## [Task to complete]
Look for the string "ffffff" in every line, and copy each line that has it.

╭──

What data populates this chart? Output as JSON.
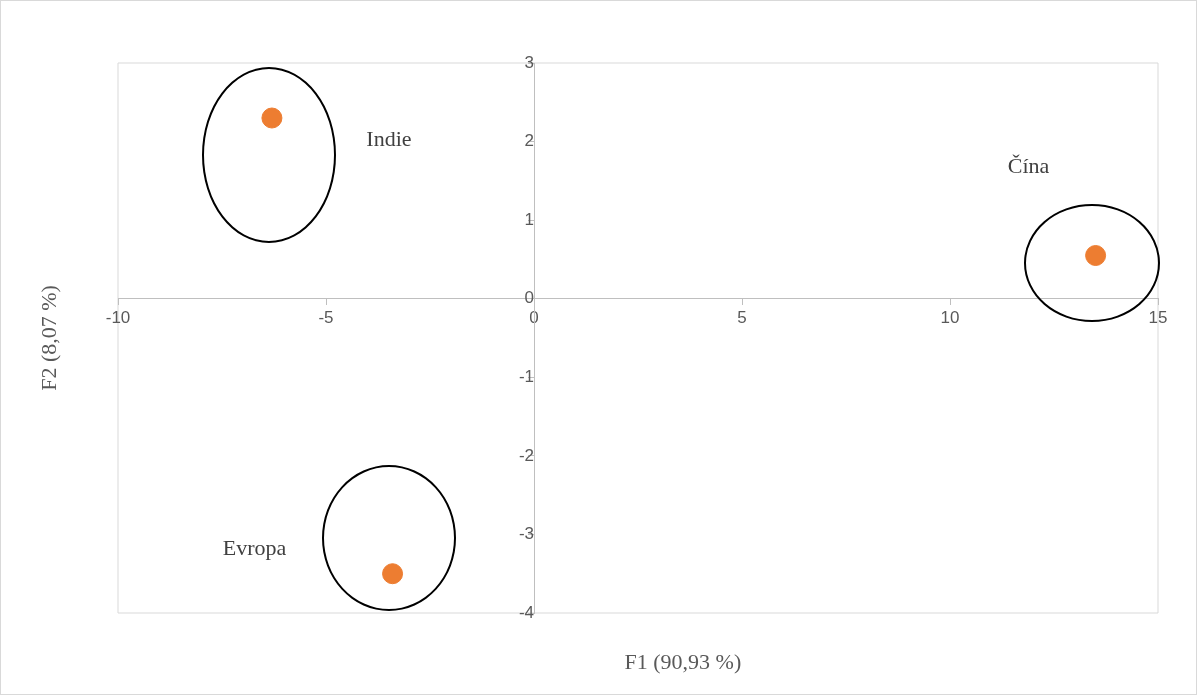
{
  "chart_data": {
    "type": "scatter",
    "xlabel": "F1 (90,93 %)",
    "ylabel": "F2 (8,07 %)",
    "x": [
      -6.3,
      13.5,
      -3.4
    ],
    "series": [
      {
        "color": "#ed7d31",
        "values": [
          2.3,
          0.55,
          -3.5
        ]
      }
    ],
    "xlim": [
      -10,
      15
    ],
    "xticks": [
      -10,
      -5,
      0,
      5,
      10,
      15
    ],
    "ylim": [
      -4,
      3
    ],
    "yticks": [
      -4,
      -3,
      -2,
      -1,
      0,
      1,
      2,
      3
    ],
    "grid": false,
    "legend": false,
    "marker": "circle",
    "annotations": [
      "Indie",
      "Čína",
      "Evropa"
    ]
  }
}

╰──
╭──

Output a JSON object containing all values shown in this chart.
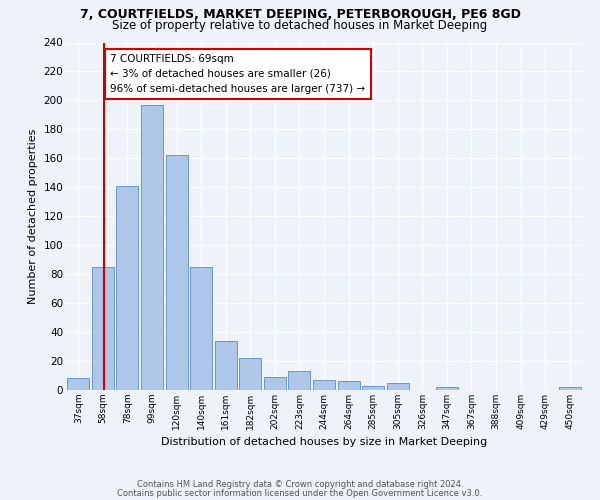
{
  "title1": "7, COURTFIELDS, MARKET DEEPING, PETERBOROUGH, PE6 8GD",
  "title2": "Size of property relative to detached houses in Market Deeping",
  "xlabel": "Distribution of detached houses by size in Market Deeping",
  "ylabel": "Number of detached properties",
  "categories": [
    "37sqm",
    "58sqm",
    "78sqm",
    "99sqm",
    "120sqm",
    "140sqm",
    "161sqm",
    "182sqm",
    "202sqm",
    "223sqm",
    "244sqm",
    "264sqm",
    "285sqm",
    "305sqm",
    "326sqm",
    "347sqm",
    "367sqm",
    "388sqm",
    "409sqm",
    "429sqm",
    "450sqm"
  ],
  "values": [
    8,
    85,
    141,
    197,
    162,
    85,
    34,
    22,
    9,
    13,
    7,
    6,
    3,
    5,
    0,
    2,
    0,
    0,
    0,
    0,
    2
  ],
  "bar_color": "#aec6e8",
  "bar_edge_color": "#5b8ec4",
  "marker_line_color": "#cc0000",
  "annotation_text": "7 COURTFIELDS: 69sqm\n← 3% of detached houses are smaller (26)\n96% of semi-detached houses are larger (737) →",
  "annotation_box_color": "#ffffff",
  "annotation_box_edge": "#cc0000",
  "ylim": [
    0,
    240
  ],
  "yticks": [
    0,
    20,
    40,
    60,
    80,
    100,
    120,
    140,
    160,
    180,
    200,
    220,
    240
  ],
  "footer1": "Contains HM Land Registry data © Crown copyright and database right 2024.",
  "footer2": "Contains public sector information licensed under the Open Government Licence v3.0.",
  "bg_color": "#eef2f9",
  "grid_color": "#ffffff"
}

╰──

## [Written answer]
  "annotation_box_color": "#ffffff",
  "grid_color": "#ffffff"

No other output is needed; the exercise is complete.